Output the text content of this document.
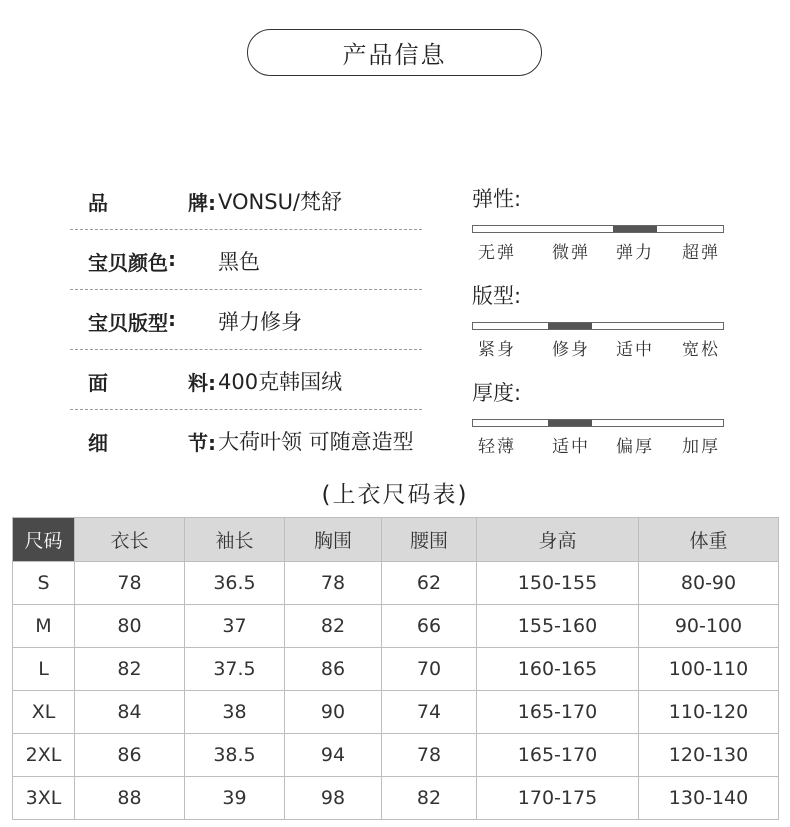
产品信息
品	牌: VONSU/梵舒
宝贝颜色 : 黑色
宝贝版型 : 弹力修身
面	料: 400克韩国绒
细	节: 大荷叶领 可随意造型
弹性:
无弹 微弹 弹力 超弹
版型:
紧身 修身 适中 宽松
厚度:
轻薄 适中 偏厚 加厚
(上衣尺码表)
尺码	衣长	袖长	胸围	腰围	身高	体重
S	78	36.5	78	62	150-155	80-90
M	80	37	82	66	155-160	90-100
L	82	37.5	86	70	160-165	100-110
XL	84	38	90	74	165-170	110-120
2XL	86	38.5	94	78	165-170	120-130
3XL	88	39	98	82	170-175	130-140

» EXERCISE DESCRIPTION:
Above are the records; reproduce them exactly and leave out the pictures.

» EXERCISE RESULT:
Output the text content of this document.
产品信息
品	牌: VONSU/梵舒
宝贝颜色 : 黑色
宝贝版型 : 弹力修身
面	料: 400克韩国绒
细	节: 大荷叶领 可随意造型
弹性:
无弹 微弹 弹力 超弹
版型:
紧身 修身 适中 宽松
厚度:
轻薄 适中 偏厚 加厚
(上衣尺码表)
尺码	衣长	袖长	胸围	腰围	身高	体重
S	78	36.5	78	62	150-155	80-90
M	80	37	82	66	155-160	90-100
L	82	37.5	86	70	160-165	100-110
XL	84	38	90	74	165-170	110-120
2XL	86	38.5	94	78	165-170	120-130
3XL	88	39	98	82	170-175	130-140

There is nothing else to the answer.